Extracted records
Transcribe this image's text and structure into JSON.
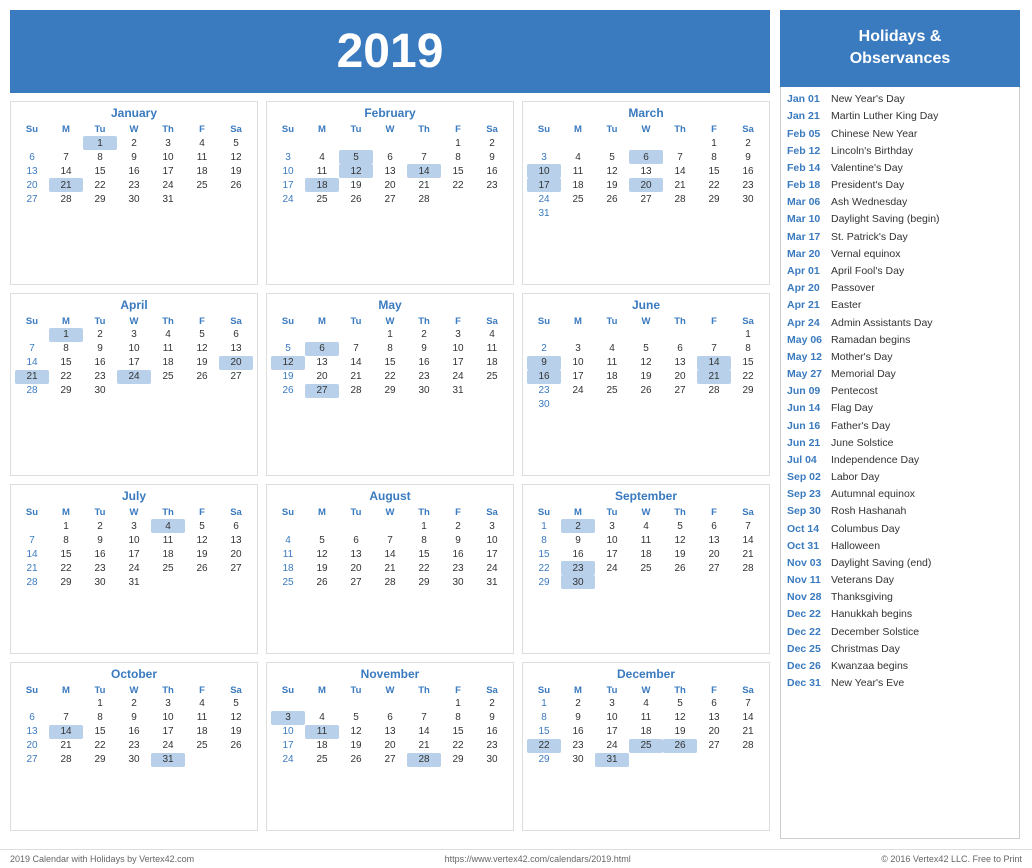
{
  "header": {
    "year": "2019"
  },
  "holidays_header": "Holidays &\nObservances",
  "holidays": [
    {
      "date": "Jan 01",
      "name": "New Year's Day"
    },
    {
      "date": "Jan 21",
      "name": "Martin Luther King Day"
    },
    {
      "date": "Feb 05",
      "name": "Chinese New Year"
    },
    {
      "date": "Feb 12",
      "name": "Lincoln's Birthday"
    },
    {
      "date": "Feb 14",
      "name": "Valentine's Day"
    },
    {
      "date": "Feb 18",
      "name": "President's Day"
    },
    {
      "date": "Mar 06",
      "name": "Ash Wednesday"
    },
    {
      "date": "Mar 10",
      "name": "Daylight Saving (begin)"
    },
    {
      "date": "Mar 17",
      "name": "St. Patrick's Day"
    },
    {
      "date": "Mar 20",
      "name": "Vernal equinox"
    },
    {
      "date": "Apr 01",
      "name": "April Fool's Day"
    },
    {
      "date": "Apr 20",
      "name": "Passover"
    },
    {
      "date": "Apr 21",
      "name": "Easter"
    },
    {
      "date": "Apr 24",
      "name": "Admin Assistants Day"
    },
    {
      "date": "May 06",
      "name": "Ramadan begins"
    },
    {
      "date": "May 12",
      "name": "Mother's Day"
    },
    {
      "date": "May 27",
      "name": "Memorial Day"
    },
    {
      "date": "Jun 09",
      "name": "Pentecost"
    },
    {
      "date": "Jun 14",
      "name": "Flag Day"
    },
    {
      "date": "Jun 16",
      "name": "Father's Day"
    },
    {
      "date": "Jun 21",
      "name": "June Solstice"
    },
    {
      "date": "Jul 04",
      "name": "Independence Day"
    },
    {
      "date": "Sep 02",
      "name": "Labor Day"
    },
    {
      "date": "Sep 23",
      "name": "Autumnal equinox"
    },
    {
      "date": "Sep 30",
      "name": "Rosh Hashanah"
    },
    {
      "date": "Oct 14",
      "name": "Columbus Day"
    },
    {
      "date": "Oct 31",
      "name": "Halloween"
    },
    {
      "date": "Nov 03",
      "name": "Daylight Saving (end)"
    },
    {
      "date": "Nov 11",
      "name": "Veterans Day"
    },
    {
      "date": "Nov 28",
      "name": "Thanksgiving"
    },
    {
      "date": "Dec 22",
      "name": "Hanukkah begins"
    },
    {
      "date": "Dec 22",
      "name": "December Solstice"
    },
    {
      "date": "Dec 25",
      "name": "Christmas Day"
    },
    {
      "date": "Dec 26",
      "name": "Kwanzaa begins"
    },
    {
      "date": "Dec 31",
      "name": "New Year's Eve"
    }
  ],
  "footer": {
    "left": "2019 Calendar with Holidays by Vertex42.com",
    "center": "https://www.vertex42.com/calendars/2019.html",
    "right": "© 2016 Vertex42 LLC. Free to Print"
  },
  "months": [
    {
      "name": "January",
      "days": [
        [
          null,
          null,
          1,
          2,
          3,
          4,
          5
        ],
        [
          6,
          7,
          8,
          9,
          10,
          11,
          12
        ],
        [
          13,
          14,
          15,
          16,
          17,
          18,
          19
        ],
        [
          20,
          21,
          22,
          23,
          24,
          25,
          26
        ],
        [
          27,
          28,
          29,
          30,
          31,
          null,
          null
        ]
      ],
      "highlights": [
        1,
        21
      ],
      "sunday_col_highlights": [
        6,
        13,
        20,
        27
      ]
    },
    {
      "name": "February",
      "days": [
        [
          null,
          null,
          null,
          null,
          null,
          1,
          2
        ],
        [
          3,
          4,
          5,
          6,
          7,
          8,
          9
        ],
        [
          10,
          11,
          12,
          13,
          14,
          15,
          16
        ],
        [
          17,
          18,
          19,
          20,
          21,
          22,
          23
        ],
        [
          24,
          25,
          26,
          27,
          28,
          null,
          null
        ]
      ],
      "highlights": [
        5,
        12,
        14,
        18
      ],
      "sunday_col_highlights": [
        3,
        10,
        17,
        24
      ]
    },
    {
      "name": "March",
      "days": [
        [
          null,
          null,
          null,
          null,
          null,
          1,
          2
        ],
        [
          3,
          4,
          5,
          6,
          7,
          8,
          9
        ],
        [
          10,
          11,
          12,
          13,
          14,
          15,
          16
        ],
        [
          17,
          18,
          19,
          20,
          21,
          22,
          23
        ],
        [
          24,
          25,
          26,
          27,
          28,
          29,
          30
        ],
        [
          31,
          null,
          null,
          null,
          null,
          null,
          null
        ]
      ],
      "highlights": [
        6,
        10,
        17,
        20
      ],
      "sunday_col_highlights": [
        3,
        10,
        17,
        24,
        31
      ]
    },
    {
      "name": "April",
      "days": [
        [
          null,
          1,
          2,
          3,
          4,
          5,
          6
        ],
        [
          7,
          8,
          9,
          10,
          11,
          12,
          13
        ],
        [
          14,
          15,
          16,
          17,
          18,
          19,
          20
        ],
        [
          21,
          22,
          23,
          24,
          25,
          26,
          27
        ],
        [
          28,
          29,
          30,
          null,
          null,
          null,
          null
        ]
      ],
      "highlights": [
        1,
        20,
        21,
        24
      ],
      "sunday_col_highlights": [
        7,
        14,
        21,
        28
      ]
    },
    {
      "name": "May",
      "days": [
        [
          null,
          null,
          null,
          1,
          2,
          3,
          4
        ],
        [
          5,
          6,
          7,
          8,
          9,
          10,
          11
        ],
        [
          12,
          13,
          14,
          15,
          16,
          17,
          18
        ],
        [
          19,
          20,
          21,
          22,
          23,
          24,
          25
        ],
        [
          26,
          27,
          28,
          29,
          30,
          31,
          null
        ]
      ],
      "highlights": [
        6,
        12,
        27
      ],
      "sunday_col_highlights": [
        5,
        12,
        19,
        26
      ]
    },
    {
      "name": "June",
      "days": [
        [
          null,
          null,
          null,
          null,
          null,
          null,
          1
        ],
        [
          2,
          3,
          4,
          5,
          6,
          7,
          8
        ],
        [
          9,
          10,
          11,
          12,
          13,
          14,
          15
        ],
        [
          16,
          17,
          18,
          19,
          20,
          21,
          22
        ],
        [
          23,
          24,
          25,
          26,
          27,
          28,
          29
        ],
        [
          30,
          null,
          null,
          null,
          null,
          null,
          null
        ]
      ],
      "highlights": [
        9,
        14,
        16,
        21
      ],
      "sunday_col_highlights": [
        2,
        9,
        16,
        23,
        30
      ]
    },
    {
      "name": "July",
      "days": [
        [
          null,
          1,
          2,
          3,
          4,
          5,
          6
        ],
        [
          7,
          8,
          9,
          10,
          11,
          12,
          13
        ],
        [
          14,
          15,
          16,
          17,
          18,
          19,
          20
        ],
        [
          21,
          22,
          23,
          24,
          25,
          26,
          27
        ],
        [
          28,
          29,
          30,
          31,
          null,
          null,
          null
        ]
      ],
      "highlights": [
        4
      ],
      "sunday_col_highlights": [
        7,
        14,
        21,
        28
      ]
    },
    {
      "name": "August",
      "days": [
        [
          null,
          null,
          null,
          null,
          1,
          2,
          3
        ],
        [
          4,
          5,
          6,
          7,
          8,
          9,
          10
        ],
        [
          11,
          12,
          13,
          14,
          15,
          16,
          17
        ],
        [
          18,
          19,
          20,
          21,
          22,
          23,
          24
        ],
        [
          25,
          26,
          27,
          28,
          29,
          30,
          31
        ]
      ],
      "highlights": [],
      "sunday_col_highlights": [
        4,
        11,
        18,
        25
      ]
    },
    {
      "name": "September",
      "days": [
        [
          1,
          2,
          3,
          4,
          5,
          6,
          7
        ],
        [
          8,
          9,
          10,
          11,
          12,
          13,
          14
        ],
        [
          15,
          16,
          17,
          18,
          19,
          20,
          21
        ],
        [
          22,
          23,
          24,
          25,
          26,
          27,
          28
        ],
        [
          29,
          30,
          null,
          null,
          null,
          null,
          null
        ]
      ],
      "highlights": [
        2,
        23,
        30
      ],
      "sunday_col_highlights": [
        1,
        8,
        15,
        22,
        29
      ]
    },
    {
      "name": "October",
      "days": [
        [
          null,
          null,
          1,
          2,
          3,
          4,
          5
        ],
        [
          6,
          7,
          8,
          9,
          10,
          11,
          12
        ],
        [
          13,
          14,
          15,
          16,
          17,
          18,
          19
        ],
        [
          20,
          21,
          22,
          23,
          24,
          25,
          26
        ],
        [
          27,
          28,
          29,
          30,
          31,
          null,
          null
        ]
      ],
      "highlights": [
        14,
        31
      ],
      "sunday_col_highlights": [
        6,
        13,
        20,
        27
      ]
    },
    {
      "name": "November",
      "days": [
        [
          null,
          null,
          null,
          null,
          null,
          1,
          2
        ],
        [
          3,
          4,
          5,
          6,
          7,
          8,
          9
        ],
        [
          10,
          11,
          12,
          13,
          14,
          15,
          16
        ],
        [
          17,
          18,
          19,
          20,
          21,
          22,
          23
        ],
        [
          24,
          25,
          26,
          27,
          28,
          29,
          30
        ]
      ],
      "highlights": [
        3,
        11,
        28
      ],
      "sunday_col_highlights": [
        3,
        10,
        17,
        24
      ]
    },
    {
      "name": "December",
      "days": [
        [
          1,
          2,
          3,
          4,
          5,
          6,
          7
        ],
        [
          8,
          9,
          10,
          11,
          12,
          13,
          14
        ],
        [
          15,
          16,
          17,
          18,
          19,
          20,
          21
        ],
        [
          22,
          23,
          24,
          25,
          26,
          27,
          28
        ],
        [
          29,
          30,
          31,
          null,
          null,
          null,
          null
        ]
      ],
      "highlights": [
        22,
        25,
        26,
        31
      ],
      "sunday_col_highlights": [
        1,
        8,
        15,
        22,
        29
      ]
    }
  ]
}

What you need to do
Copy each line above that contains the word "equinox".

Complete output
      "name": "Vernal equinox"
      "name": "Autumnal equinox"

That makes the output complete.